>> BEGIN Extract
# Need recommendations for fox or coyote headlamp



## CoachG (Feb 18, 2009)

Several years back I spent a lot of time squealing fox at night. I'm looking to get back into night hunting, but I haven't been able to track down any of the old red-filtered headlamps with a plain ol' battery pack like we used to wear.

I'm looking for something I can shine continuously while scanning for fox and coyotes. I'll be using a shotgun, so I'm not interested in mounting anything on a scope. Also, I'm not interested in any hand-held spotlights.

Any advice?


----------



## medium mouth (Dec 5, 2006)

i imagine you can get something from nite lite..i get the magazine and im pretty sure theres red lenses you can get for your headlights..i have a head lamp and i love it, the battery lasts a long time


----------



## walkerdog (May 13, 2009)

Check into bright eyes lights. I have the 28volt and love it


----------



## CoachG (Feb 18, 2009)

walkerdog said:


> Check into bright eyes lights. I have the 28volt and love it


Looking at their website, I was wondering if you knew anything about the featherlights or if you had a traditional headlamp?

More specifically, are the featherlights worn around the head or waist?


----------



## CoachG (Feb 18, 2009)

medium mouth said:


> i imagine you can get something from nite lite..i get the magazine and im pretty sure theres red lenses you can get for your headlights..i have a head lamp and i love it, the battery lasts a long time


I went ahead and went with this suggestion. I'm waiting for it to arrive in the mail now. I'll let you know what I think. Thanks!


----------



## CoachG (Feb 18, 2009)

Got my rechargeable Nite Lite today. Went outside and immediately saw a cat's eyes in a neighbor's yard about 100 yards out. Just have to get a red filter! Thanks for the suggestion.


----------
>> END Extract
Brief 1:
Copy the entries from the start through the line containing "route-waypoint-marker-red[interactable] xyxy=(82,424,97,439)", reproducing each line unchanged.
>> BEGIN Extracted records
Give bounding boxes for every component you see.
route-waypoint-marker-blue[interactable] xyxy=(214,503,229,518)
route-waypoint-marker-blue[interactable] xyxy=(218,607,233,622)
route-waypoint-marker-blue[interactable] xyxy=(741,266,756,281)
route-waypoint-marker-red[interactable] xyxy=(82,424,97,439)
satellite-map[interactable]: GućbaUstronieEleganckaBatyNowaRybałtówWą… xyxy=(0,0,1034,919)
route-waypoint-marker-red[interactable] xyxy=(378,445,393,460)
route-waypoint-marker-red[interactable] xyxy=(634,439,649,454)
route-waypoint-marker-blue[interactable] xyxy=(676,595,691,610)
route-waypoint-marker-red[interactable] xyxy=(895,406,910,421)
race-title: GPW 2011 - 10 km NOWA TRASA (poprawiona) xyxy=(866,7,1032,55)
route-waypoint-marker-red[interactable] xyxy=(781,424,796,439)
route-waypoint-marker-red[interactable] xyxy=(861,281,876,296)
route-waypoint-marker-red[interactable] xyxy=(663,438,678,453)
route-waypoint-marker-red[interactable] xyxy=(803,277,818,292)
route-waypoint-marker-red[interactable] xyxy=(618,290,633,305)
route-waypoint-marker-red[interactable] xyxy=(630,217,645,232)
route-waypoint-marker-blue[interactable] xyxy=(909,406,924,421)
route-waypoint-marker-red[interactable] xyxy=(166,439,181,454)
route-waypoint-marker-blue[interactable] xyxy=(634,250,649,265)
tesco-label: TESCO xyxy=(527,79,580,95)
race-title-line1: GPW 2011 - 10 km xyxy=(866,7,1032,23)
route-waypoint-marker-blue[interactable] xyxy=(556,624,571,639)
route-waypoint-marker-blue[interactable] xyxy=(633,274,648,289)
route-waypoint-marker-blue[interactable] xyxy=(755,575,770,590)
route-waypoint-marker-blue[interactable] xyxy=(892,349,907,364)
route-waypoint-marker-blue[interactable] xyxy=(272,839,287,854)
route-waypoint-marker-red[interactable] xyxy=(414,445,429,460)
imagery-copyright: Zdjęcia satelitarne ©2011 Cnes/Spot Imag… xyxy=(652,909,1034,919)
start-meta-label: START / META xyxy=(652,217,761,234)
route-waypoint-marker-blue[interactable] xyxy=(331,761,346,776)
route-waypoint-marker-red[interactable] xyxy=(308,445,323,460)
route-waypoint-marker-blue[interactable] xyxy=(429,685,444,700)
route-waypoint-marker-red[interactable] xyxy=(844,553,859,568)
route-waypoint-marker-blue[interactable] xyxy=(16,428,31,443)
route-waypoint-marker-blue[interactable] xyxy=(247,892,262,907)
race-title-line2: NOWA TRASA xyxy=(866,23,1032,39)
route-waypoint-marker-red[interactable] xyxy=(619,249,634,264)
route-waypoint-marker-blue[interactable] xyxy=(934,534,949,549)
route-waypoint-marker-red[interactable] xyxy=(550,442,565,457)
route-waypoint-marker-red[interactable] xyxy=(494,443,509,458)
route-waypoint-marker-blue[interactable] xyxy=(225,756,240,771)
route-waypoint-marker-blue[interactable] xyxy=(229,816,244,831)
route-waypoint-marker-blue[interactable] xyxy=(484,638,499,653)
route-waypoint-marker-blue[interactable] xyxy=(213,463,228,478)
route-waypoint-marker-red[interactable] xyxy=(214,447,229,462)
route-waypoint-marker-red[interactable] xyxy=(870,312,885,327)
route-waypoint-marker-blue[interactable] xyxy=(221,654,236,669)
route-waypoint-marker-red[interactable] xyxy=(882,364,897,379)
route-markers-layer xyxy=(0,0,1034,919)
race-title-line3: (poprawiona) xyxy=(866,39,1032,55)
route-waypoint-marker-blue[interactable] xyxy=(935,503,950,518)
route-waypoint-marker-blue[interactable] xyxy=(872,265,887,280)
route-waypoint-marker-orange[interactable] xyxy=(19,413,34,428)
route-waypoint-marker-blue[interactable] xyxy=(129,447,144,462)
>> END Extracted records
Brief 2:
Rewrite the headlamp thread from "# Need recommendations" through "used to wear.", replacing "squealing" with "calling".

Solution 1:
Give bounding boxes for every component you see.
route-waypoint-marker-blue[interactable] xyxy=(214,503,229,518)
route-waypoint-marker-blue[interactable] xyxy=(218,607,233,622)
route-waypoint-marker-blue[interactable] xyxy=(741,266,756,281)
route-waypoint-marker-red[interactable] xyxy=(82,424,97,439)

Solution 2:
# Need recommendations for fox or coyote headlamp



## CoachG (Feb 18, 2009)

Several years back I spent a lot of time calling fox at night. I'm looking to get back into night hunting, but I haven't been able to track down any of the old red-filtered headlamps with a plain ol' battery pack like we used to wear.